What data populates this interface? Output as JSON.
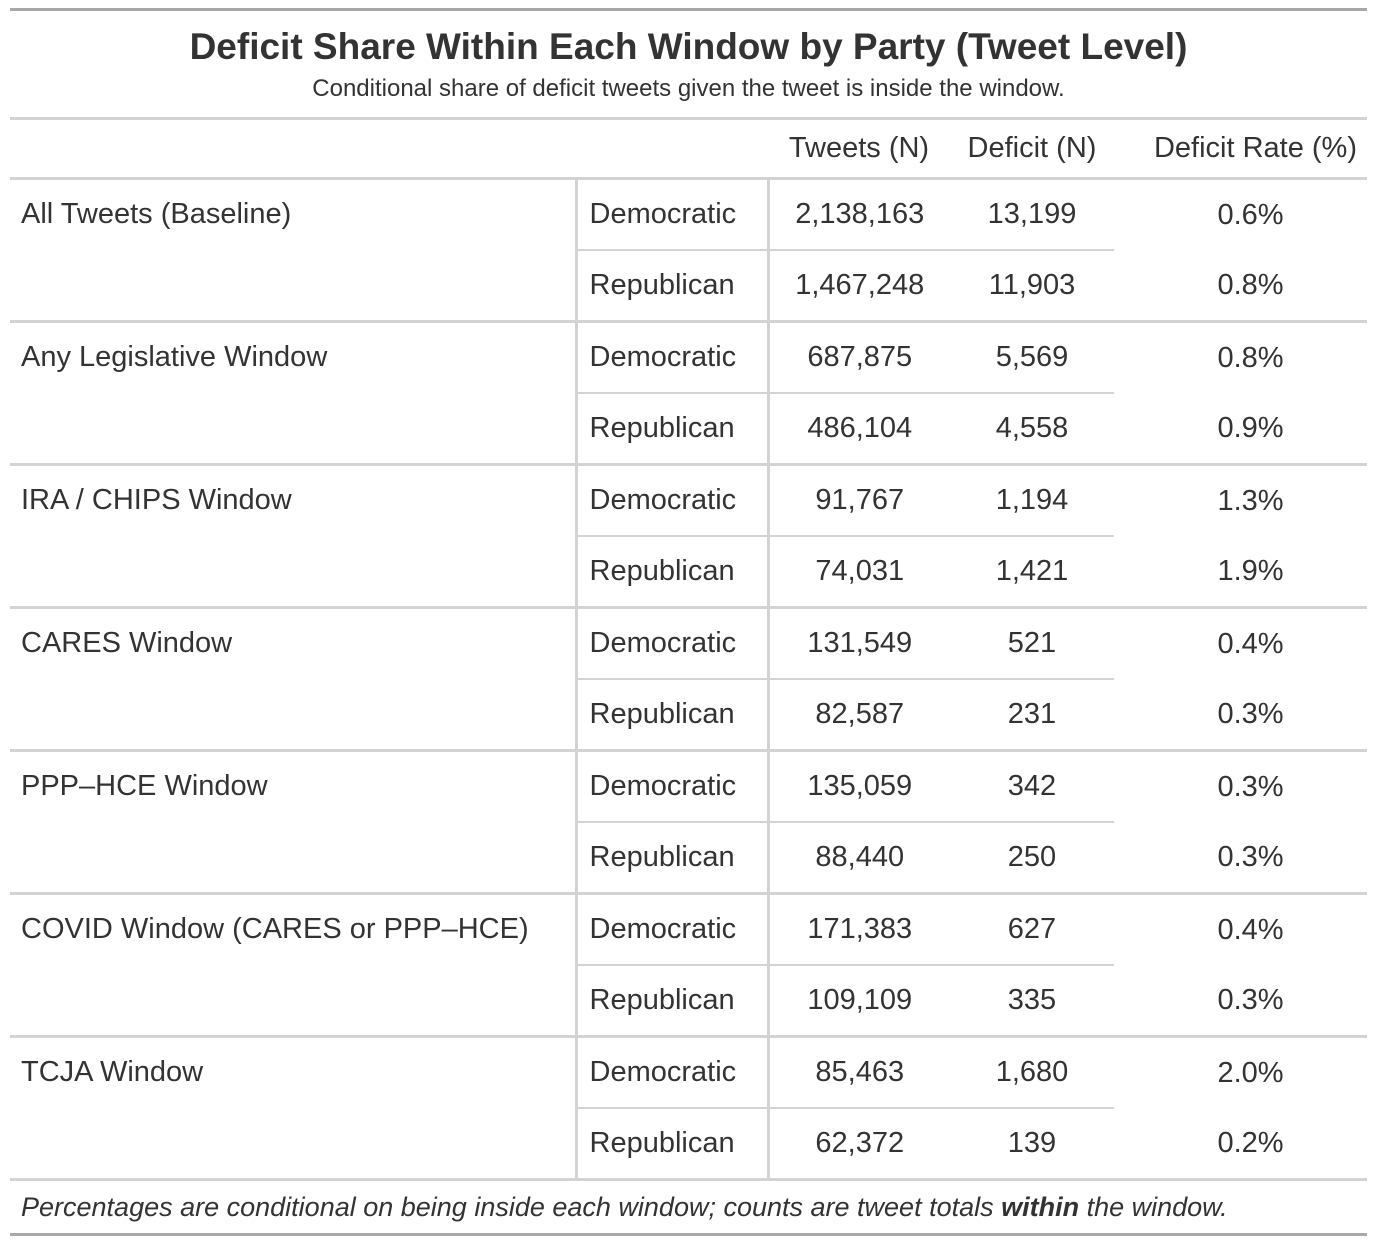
{
  "chart_data": {
    "type": "table",
    "title": "Deficit Share Within Each Window by Party (Tweet Level)",
    "subtitle": "Conditional share of deficit tweets given the tweet is inside the window.",
    "columns": [
      "Tweets (N)",
      "Deficit (N)",
      "Deficit Rate (%)"
    ],
    "groups": [
      {
        "label": "All Tweets (Baseline)",
        "rows": [
          {
            "party": "Democratic",
            "tweets": "2,138,163",
            "deficit": "13,199",
            "rate": "0.6%"
          },
          {
            "party": "Republican",
            "tweets": "1,467,248",
            "deficit": "11,903",
            "rate": "0.8%"
          }
        ]
      },
      {
        "label": "Any Legislative Window",
        "rows": [
          {
            "party": "Democratic",
            "tweets": "687,875",
            "deficit": "5,569",
            "rate": "0.8%"
          },
          {
            "party": "Republican",
            "tweets": "486,104",
            "deficit": "4,558",
            "rate": "0.9%"
          }
        ]
      },
      {
        "label": "IRA / CHIPS Window",
        "rows": [
          {
            "party": "Democratic",
            "tweets": "91,767",
            "deficit": "1,194",
            "rate": "1.3%"
          },
          {
            "party": "Republican",
            "tweets": "74,031",
            "deficit": "1,421",
            "rate": "1.9%"
          }
        ]
      },
      {
        "label": "CARES Window",
        "rows": [
          {
            "party": "Democratic",
            "tweets": "131,549",
            "deficit": "521",
            "rate": "0.4%"
          },
          {
            "party": "Republican",
            "tweets": "82,587",
            "deficit": "231",
            "rate": "0.3%"
          }
        ]
      },
      {
        "label": "PPP–HCE Window",
        "rows": [
          {
            "party": "Democratic",
            "tweets": "135,059",
            "deficit": "342",
            "rate": "0.3%"
          },
          {
            "party": "Republican",
            "tweets": "88,440",
            "deficit": "250",
            "rate": "0.3%"
          }
        ]
      },
      {
        "label": "COVID Window (CARES or PPP–HCE)",
        "rows": [
          {
            "party": "Democratic",
            "tweets": "171,383",
            "deficit": "627",
            "rate": "0.4%"
          },
          {
            "party": "Republican",
            "tweets": "109,109",
            "deficit": "335",
            "rate": "0.3%"
          }
        ]
      },
      {
        "label": "TCJA Window",
        "rows": [
          {
            "party": "Democratic",
            "tweets": "85,463",
            "deficit": "1,680",
            "rate": "2.0%"
          },
          {
            "party": "Republican",
            "tweets": "62,372",
            "deficit": "139",
            "rate": "0.2%"
          }
        ]
      }
    ],
    "footnote": {
      "before": "Percentages are conditional on being inside each window; counts are tweet totals ",
      "emphasis": "within",
      "after": " the window."
    }
  }
}
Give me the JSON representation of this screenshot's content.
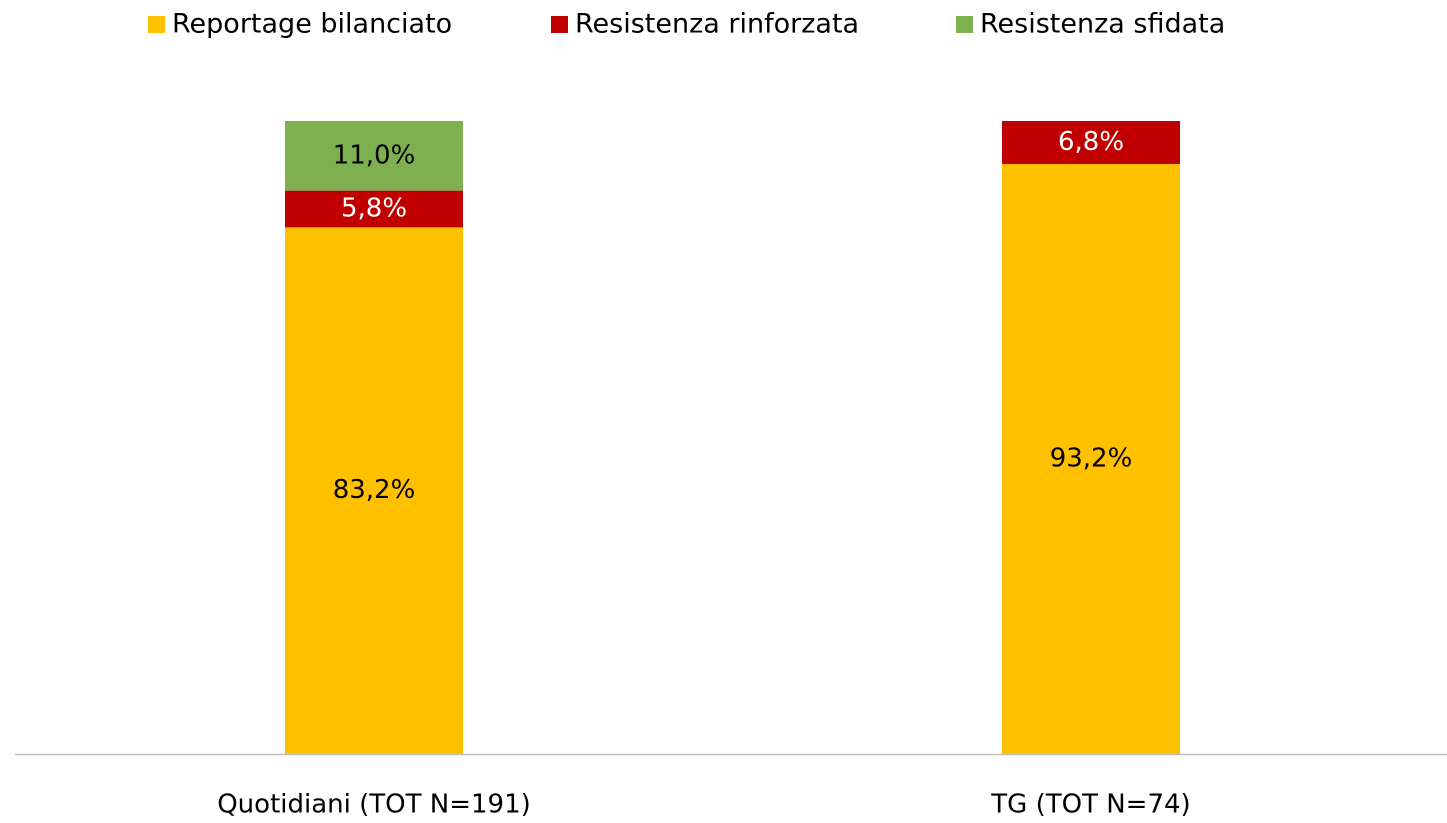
{
  "chart_data": {
    "type": "stacked_bar",
    "categories": [
      "Quotidiani (TOT N=191)",
      "TG (TOT N=74)"
    ],
    "series": [
      {
        "name": "Reportage bilanciato",
        "color": "#ffc000",
        "values": [
          83.2,
          93.2
        ],
        "value_labels": [
          "83,2%",
          "93,2%"
        ]
      },
      {
        "name": "Resistenza rinforzata",
        "color": "#c00000",
        "values": [
          5.8,
          6.8
        ],
        "value_labels": [
          "5,8%",
          "6,8%"
        ]
      },
      {
        "name": "Resistenza sfidata",
        "color": "#7fb04f",
        "values": [
          11.0,
          0
        ],
        "value_labels": [
          "11,0%",
          null
        ]
      }
    ],
    "ylim": [
      0,
      100
    ],
    "legend": "top"
  }
}
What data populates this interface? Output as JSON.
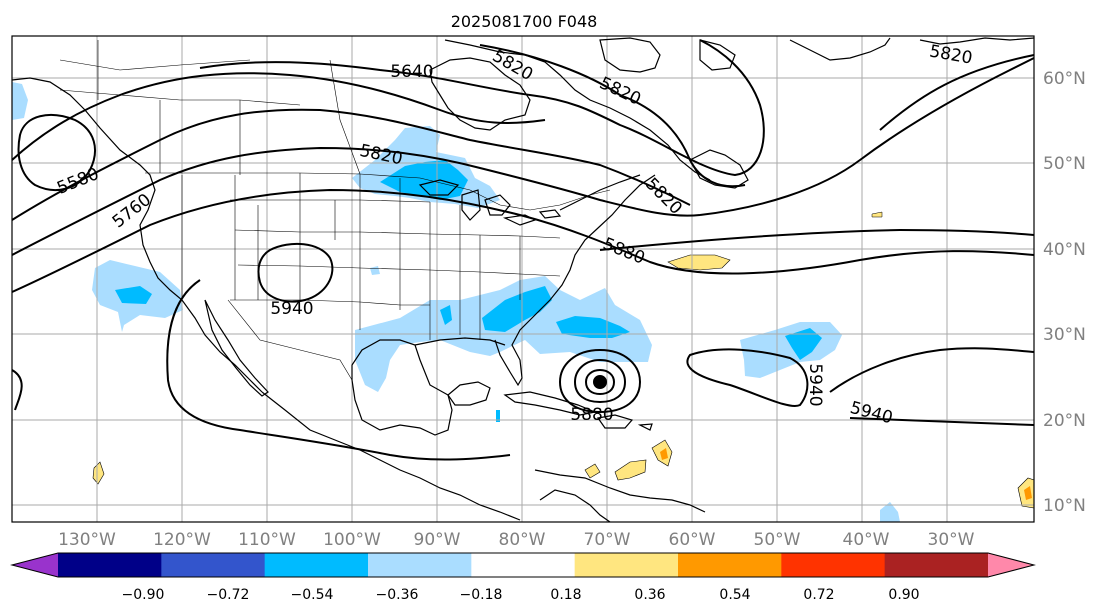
{
  "title": "2025081700 F048",
  "lon_labels": [
    "130°W",
    "120°W",
    "110°W",
    "100°W",
    "90°W",
    "80°W",
    "70°W",
    "60°W",
    "50°W",
    "40°W",
    "30°W"
  ],
  "lat_labels": [
    "60°N",
    "50°N",
    "40°N",
    "30°N",
    "20°N",
    "10°N"
  ],
  "colorbar": {
    "ticks": [
      "−0.90",
      "−0.72",
      "−0.54",
      "−0.36",
      "−0.18",
      "0.18",
      "0.36",
      "0.54",
      "0.72",
      "0.90"
    ],
    "colors": [
      "#9933cc",
      "#000088",
      "#3355cc",
      "#00bbff",
      "#aaddff",
      "#ffffff",
      "#ffe680",
      "#ff9900",
      "#ff3300",
      "#aa2222",
      "#ff88aa"
    ]
  },
  "contour_labels": [
    "5640",
    "5820",
    "5820",
    "5820",
    "5580",
    "5760",
    "5820",
    "5820",
    "5880",
    "5940",
    "5880",
    "5940",
    "5940"
  ],
  "colors": {
    "contour": "#000000",
    "shade_light_blue": "#aaddff",
    "shade_blue": "#00bbff",
    "shade_yellow": "#ffe680",
    "shade_orange": "#ff9900",
    "grid": "#aaaaaa",
    "axis_text": "#808080"
  }
}
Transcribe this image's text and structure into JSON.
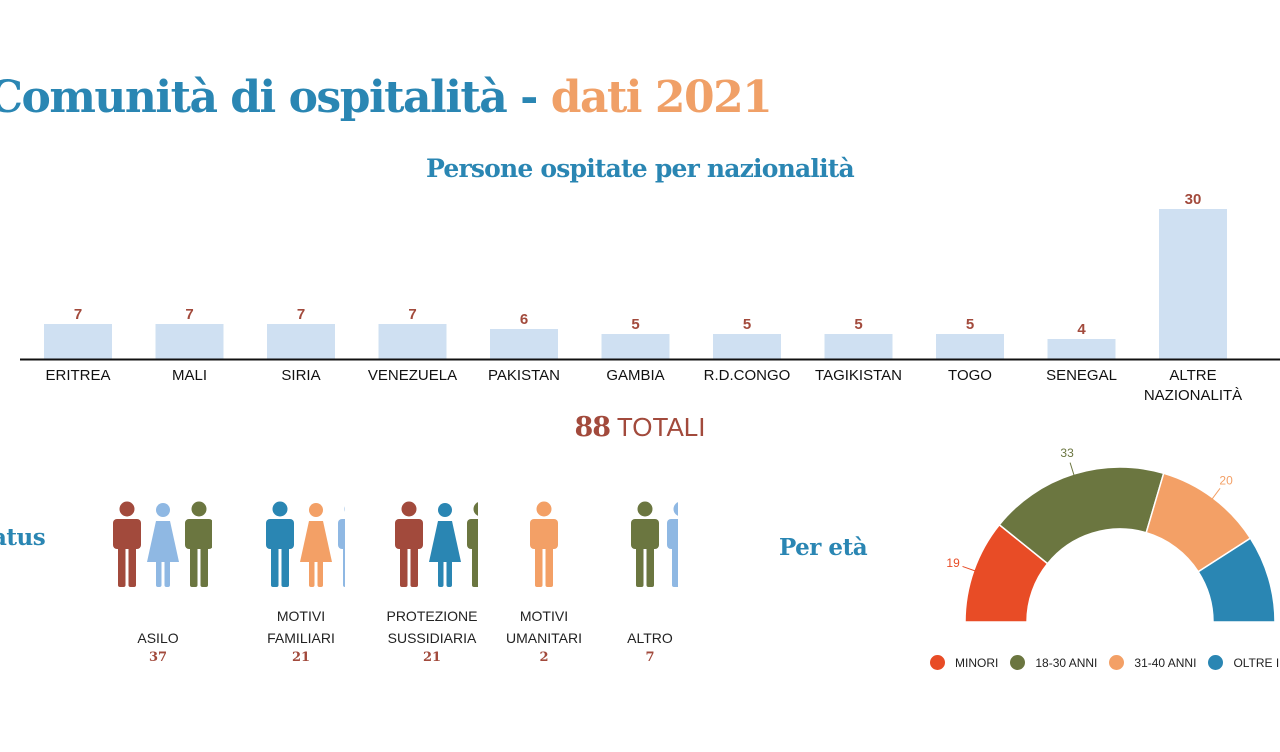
{
  "header": {
    "title_main": "Comunità di ospitalità",
    "title_sep": "-",
    "title_accent": "dati 2021"
  },
  "colors": {
    "title_blue": "#2a86b3",
    "title_orange": "#f0a067",
    "bar_fill": "#cfe0f2",
    "value_red": "#a24a3c"
  },
  "chart_data": [
    {
      "type": "bar",
      "title": "Persone ospitate per nazionalità",
      "categories": [
        "ERITREA",
        "MALI",
        "SIRIA",
        "VENEZUELA",
        "PAKISTAN",
        "GAMBIA",
        "R.D.CONGO",
        "TAGIKISTAN",
        "TOGO",
        "SENEGAL",
        "ALTRE NAZIONALITÀ"
      ],
      "values": [
        7,
        7,
        7,
        7,
        6,
        5,
        5,
        5,
        5,
        4,
        30
      ],
      "xlabel": "",
      "ylabel": "",
      "ylim": [
        0,
        30
      ],
      "grid": false
    },
    {
      "type": "pie",
      "variant": "half-donut",
      "title": "Per età",
      "categories": [
        "MINORI",
        "18-30 ANNI",
        "31-40 ANNI",
        "OLTRE I"
      ],
      "values": [
        19,
        33,
        20,
        16
      ],
      "value_labels": [
        "19",
        "33",
        "20",
        ""
      ],
      "colors": [
        "#e84c26",
        "#6b7640",
        "#f3a066",
        "#2a86b3"
      ],
      "legend": "bottom"
    }
  ],
  "totals": {
    "number": "88",
    "label": "TOTALI"
  },
  "status": {
    "heading": "atus",
    "groups": [
      {
        "label": "ASILO",
        "value": "37",
        "figures": [
          {
            "color": "#a24a3c",
            "gender": "m"
          },
          {
            "color": "#8fb8e3",
            "gender": "f"
          },
          {
            "color": "#6b7640",
            "gender": "m"
          }
        ]
      },
      {
        "label": "MOTIVI\nFAMILIARI",
        "value": "21",
        "figures": [
          {
            "color": "#2a86b3",
            "gender": "m"
          },
          {
            "color": "#f3a066",
            "gender": "f"
          },
          {
            "color": "#8fb8e3",
            "gender": "m"
          }
        ]
      },
      {
        "label": "PROTEZIONE\nSUSSIDIARIA",
        "value": "21",
        "figures": [
          {
            "color": "#a24a3c",
            "gender": "m"
          },
          {
            "color": "#2a86b3",
            "gender": "f"
          },
          {
            "color": "#6b7640",
            "gender": "m"
          }
        ]
      },
      {
        "label": "MOTIVI\nUMANITARI",
        "value": "2",
        "figures": [
          {
            "color": "#f3a066",
            "gender": "m"
          }
        ]
      },
      {
        "label": "ALTRO",
        "value": "7",
        "figures": [
          {
            "color": "#6b7640",
            "gender": "m"
          },
          {
            "color": "#8fb8e3",
            "gender": "m"
          }
        ]
      }
    ]
  },
  "age": {
    "heading": "Per età"
  }
}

EXERCISE DESCRIPTION: Leave out the pictures and output the rest of the material exactly as written.

ANSWER IN FULL:
What data populates this interface? Output as JSON.
{
  "chart_data": {
    "type": "table",
    "title": "Deficit Share Within Each Window by Party (Tweet Level)",
    "subtitle": "Conditional share of deficit tweets given the tweet is inside the window.",
    "columns": [
      "Tweets (N)",
      "Deficit (N)",
      "Deficit Rate (%)"
    ],
    "groups": [
      {
        "label": "All Tweets (Baseline)",
        "rows": [
          {
            "party": "Democratic",
            "tweets": "2,138,163",
            "deficit": "13,199",
            "rate": "0.6%"
          },
          {
            "party": "Republican",
            "tweets": "1,467,248",
            "deficit": "11,903",
            "rate": "0.8%"
          }
        ]
      },
      {
        "label": "Any Legislative Window",
        "rows": [
          {
            "party": "Democratic",
            "tweets": "687,875",
            "deficit": "5,569",
            "rate": "0.8%"
          },
          {
            "party": "Republican",
            "tweets": "486,104",
            "deficit": "4,558",
            "rate": "0.9%"
          }
        ]
      },
      {
        "label": "IRA / CHIPS Window",
        "rows": [
          {
            "party": "Democratic",
            "tweets": "91,767",
            "deficit": "1,194",
            "rate": "1.3%"
          },
          {
            "party": "Republican",
            "tweets": "74,031",
            "deficit": "1,421",
            "rate": "1.9%"
          }
        ]
      },
      {
        "label": "CARES Window",
        "rows": [
          {
            "party": "Democratic",
            "tweets": "131,549",
            "deficit": "521",
            "rate": "0.4%"
          },
          {
            "party": "Republican",
            "tweets": "82,587",
            "deficit": "231",
            "rate": "0.3%"
          }
        ]
      },
      {
        "label": "PPP–HCE Window",
        "rows": [
          {
            "party": "Democratic",
            "tweets": "135,059",
            "deficit": "342",
            "rate": "0.3%"
          },
          {
            "party": "Republican",
            "tweets": "88,440",
            "deficit": "250",
            "rate": "0.3%"
          }
        ]
      },
      {
        "label": "COVID Window (CARES or PPP–HCE)",
        "rows": [
          {
            "party": "Democratic",
            "tweets": "171,383",
            "deficit": "627",
            "rate": "0.4%"
          },
          {
            "party": "Republican",
            "tweets": "109,109",
            "deficit": "335",
            "rate": "0.3%"
          }
        ]
      },
      {
        "label": "TCJA Window",
        "rows": [
          {
            "party": "Democratic",
            "tweets": "85,463",
            "deficit": "1,680",
            "rate": "2.0%"
          },
          {
            "party": "Republican",
            "tweets": "62,372",
            "deficit": "139",
            "rate": "0.2%"
          }
        ]
      }
    ],
    "footnote": {
      "before": "Percentages are conditional on being inside each window; counts are tweet totals ",
      "emphasis": "within",
      "after": " the window."
    }
  }
}
Give me the JSON representation of this screenshot's content.
{
  "chart_data": {
    "type": "stacked_bar",
    "categories": [
      "Quotidiani (TOT N=191)",
      "TG (TOT N=74)"
    ],
    "series": [
      {
        "name": "Reportage bilanciato",
        "color": "#ffc000",
        "values": [
          83.2,
          93.2
        ],
        "value_labels": [
          "83,2%",
          "93,2%"
        ]
      },
      {
        "name": "Resistenza rinforzata",
        "color": "#c00000",
        "values": [
          5.8,
          6.8
        ],
        "value_labels": [
          "5,8%",
          "6,8%"
        ]
      },
      {
        "name": "Resistenza sfidata",
        "color": "#7fb04f",
        "values": [
          11.0,
          0
        ],
        "value_labels": [
          "11,0%",
          null
        ]
      }
    ],
    "ylim": [
      0,
      100
    ],
    "legend": "top"
  }
}
What data populates this interface? Output as JSON.
{
  "title": "2025081700 F048",
  "lon_labels": [
    "130°W",
    "120°W",
    "110°W",
    "100°W",
    "90°W",
    "80°W",
    "70°W",
    "60°W",
    "50°W",
    "40°W",
    "30°W"
  ],
  "lat_labels": [
    "60°N",
    "50°N",
    "40°N",
    "30°N",
    "20°N",
    "10°N"
  ],
  "colorbar": {
    "ticks": [
      "−0.90",
      "−0.72",
      "−0.54",
      "−0.36",
      "−0.18",
      "0.18",
      "0.36",
      "0.54",
      "0.72",
      "0.90"
    ],
    "colors": [
      "#9933cc",
      "#000088",
      "#3355cc",
      "#00bbff",
      "#aaddff",
      "#ffffff",
      "#ffe680",
      "#ff9900",
      "#ff3300",
      "#aa2222",
      "#ff88aa"
    ]
  },
  "contour_labels": [
    "5640",
    "5820",
    "5820",
    "5820",
    "5580",
    "5760",
    "5820",
    "5820",
    "5880",
    "5940",
    "5880",
    "5940",
    "5940"
  ],
  "colors": {
    "contour": "#000000",
    "shade_light_blue": "#aaddff",
    "shade_blue": "#00bbff",
    "shade_yellow": "#ffe680",
    "shade_orange": "#ff9900",
    "grid": "#aaaaaa",
    "axis_text": "#808080"
  }
}
Transcribe this image's text and structure into JSON.
{
  "header": {
    "title_main": "Comunità di ospitalità",
    "title_sep": "-",
    "title_accent": "dati 2021"
  },
  "colors": {
    "title_blue": "#2a86b3",
    "title_orange": "#f0a067",
    "bar_fill": "#cfe0f2",
    "value_red": "#a24a3c"
  },
  "chart_data": [
    {
      "type": "bar",
      "title": "Persone ospitate per nazionalità",
      "categories": [
        "ERITREA",
        "MALI",
        "SIRIA",
        "VENEZUELA",
        "PAKISTAN",
        "GAMBIA",
        "R.D.CONGO",
        "TAGIKISTAN",
        "TOGO",
        "SENEGAL",
        "ALTRE NAZIONALITÀ"
      ],
      "values": [
        7,
        7,
        7,
        7,
        6,
        5,
        5,
        5,
        5,
        4,
        30
      ],
      "xlabel": "",
      "ylabel": "",
      "ylim": [
        0,
        30
      ],
      "grid": false
    },
    {
      "type": "pie",
      "variant": "half-donut",
      "title": "Per età",
      "categories": [
        "MINORI",
        "18-30 ANNI",
        "31-40 ANNI",
        "OLTRE I"
      ],
      "values": [
        19,
        33,
        20,
        16
      ],
      "value_labels": [
        "19",
        "33",
        "20",
        ""
      ],
      "colors": [
        "#e84c26",
        "#6b7640",
        "#f3a066",
        "#2a86b3"
      ],
      "legend": "bottom"
    }
  ],
  "totals": {
    "number": "88",
    "label": "TOTALI"
  },
  "status": {
    "heading": "atus",
    "groups": [
      {
        "label": "ASILO",
        "value": "37",
        "figures": [
          {
            "color": "#a24a3c",
            "gender": "m"
          },
          {
            "color": "#8fb8e3",
            "gender": "f"
          },
          {
            "color": "#6b7640",
            "gender": "m"
          }
        ]
      },
      {
        "label": "MOTIVI\nFAMILIARI",
        "value": "21",
        "figures": [
          {
            "color": "#2a86b3",
            "gender": "m"
          },
          {
            "color": "#f3a066",
            "gender": "f"
          },
          {
            "color": "#8fb8e3",
            "gender": "m"
          }
        ]
      },
      {
        "label": "PROTEZIONE\nSUSSIDIARIA",
        "value": "21",
        "figures": [
          {
            "color": "#a24a3c",
            "gender": "m"
          },
          {
            "color": "#2a86b3",
            "gender": "f"
          },
          {
            "color": "#6b7640",
            "gender": "m"
          }
        ]
      },
      {
        "label": "MOTIVI\nUMANITARI",
        "value": "2",
        "figures": [
          {
            "color": "#f3a066",
            "gender": "m"
          }
        ]
      },
      {
        "label": "ALTRO",
        "value": "7",
        "figures": [
          {
            "color": "#6b7640",
            "gender": "m"
          },
          {
            "color": "#8fb8e3",
            "gender": "m"
          }
        ]
      }
    ]
  },
  "age": {
    "heading": "Per età"
  }
}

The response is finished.